Report each line of the data that has "name" somewhere in it.

[start]

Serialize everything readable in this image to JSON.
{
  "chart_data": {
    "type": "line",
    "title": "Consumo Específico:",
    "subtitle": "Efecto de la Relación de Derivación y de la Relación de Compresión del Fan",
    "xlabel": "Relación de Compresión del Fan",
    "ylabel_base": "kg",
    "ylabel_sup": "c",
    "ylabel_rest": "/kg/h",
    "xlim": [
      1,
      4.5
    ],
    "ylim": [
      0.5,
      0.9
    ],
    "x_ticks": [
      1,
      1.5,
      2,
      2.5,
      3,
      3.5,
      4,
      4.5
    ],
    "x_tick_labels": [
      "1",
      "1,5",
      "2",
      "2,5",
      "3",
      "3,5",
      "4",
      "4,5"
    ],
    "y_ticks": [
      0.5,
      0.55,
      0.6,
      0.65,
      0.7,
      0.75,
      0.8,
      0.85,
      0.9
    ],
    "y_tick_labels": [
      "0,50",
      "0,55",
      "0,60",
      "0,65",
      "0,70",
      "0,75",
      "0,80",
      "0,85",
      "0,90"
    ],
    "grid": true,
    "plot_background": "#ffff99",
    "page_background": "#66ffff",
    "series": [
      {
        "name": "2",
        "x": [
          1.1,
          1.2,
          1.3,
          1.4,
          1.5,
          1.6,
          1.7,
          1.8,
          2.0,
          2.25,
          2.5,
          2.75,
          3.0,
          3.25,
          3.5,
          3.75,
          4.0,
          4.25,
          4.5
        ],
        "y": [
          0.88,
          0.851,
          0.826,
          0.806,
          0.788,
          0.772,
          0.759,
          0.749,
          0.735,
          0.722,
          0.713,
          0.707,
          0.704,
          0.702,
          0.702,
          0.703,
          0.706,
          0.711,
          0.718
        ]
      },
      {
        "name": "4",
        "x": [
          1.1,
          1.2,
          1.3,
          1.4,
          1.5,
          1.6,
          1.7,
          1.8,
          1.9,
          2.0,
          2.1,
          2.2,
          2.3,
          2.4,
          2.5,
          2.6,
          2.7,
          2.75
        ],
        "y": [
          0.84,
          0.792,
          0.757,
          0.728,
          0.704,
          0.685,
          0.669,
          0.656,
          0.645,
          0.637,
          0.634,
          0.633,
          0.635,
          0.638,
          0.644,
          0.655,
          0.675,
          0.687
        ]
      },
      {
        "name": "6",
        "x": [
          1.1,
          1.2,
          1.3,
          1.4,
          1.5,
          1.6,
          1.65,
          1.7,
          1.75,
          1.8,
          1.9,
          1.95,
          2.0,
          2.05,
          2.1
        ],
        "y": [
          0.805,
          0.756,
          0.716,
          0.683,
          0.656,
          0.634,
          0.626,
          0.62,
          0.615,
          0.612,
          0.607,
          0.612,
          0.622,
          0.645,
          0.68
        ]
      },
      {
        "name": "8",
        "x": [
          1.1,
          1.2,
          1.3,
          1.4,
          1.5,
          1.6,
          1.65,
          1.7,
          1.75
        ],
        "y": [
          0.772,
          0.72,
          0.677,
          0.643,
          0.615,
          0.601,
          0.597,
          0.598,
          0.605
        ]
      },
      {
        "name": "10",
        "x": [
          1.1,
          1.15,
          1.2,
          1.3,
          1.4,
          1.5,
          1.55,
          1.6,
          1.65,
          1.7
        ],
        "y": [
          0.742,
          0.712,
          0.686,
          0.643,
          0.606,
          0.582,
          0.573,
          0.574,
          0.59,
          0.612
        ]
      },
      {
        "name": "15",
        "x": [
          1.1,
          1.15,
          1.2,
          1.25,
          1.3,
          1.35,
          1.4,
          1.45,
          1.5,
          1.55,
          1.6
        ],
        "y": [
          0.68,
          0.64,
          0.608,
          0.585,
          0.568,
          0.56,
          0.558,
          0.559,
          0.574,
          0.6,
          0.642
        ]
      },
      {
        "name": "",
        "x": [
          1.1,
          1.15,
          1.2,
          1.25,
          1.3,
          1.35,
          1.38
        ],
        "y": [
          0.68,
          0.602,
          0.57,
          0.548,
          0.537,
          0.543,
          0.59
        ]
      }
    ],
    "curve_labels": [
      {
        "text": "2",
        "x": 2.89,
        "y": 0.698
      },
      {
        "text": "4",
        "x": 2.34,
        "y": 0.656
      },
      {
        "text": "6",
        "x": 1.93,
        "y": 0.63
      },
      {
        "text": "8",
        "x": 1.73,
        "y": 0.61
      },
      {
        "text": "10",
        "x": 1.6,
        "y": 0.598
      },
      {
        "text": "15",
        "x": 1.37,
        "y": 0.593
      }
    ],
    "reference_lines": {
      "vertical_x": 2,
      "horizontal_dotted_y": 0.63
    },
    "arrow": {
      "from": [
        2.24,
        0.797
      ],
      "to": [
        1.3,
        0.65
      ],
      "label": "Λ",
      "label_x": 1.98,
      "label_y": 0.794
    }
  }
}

[end]

- _Answer to this task_:
        "name": "2",
        "name": "4",
        "name": "6",
        "name": "8",
        "name": "10",
        "name": "15",
        "name": "",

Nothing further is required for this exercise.